# YOUR GOAL
Exclude the pictures, then copy all remaining records exactly.

# LISTED RECORDS
□ □ □ □

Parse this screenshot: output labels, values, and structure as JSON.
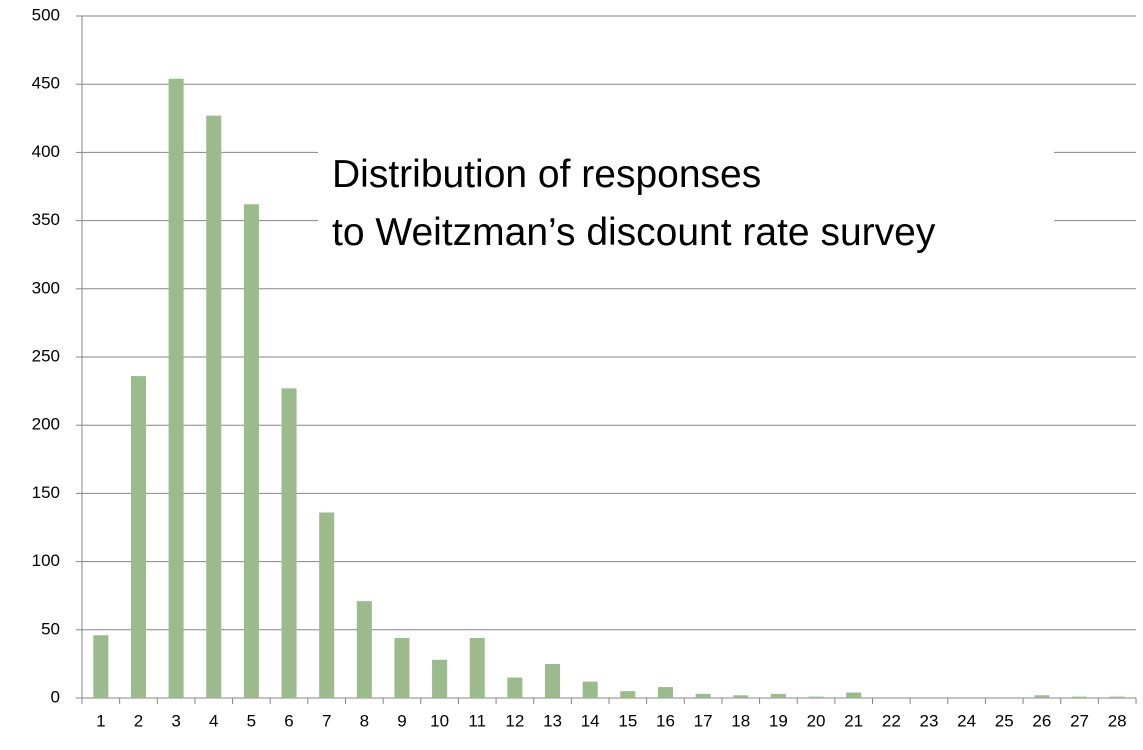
{
  "chart_data": {
    "type": "bar",
    "title": "Distribution of responses\nto Weitzman’s  discount rate survey",
    "categories": [
      "1",
      "2",
      "3",
      "4",
      "5",
      "6",
      "7",
      "8",
      "9",
      "10",
      "11",
      "12",
      "13",
      "14",
      "15",
      "16",
      "17",
      "18",
      "19",
      "20",
      "21",
      "22",
      "23",
      "24",
      "25",
      "26",
      "27",
      "28"
    ],
    "values": [
      46,
      236,
      454,
      427,
      362,
      227,
      136,
      71,
      44,
      28,
      44,
      15,
      25,
      12,
      5,
      8,
      3,
      2,
      3,
      1,
      4,
      0,
      0,
      0,
      0,
      2,
      1,
      1
    ],
    "color": "#9bbb8c",
    "ylim": [
      0,
      500
    ],
    "yticks": [
      0,
      50,
      100,
      150,
      200,
      250,
      300,
      350,
      400,
      450,
      500
    ],
    "grid": true
  }
}
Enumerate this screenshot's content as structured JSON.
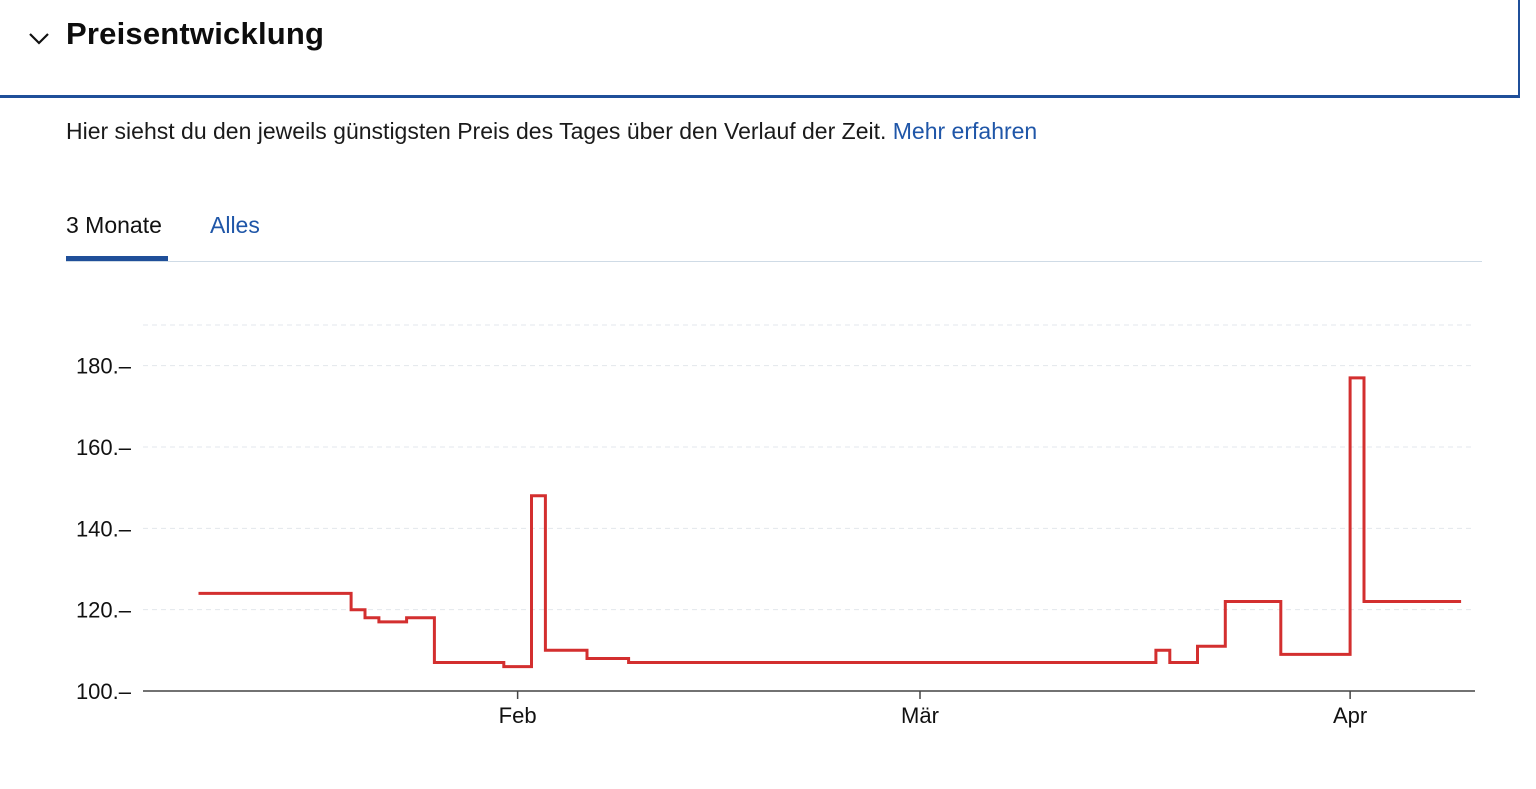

□ □ □ □

# EXERCISE SOLUTION
Parse this screenshot: output labels, values, and structure as JSON.
{
  "chart_data": {
    "type": "bar",
    "title": "Distribution of responses\nto Weitzman’s  discount rate survey",
    "categories": [
      "1",
      "2",
      "3",
      "4",
      "5",
      "6",
      "7",
      "8",
      "9",
      "10",
      "11",
      "12",
      "13",
      "14",
      "15",
      "16",
      "17",
      "18",
      "19",
      "20",
      "21",
      "22",
      "23",
      "24",
      "25",
      "26",
      "27",
      "28"
    ],
    "values": [
      46,
      236,
      454,
      427,
      362,
      227,
      136,
      71,
      44,
      28,
      44,
      15,
      25,
      12,
      5,
      8,
      3,
      2,
      3,
      1,
      4,
      0,
      0,
      0,
      0,
      2,
      1,
      1
    ],
    "color": "#9bbb8c",
    "ylim": [
      0,
      500
    ],
    "yticks": [
      0,
      50,
      100,
      150,
      200,
      250,
      300,
      350,
      400,
      450,
      500
    ],
    "grid": true
  }
}
Enumerate this screenshot's content as structured JSON.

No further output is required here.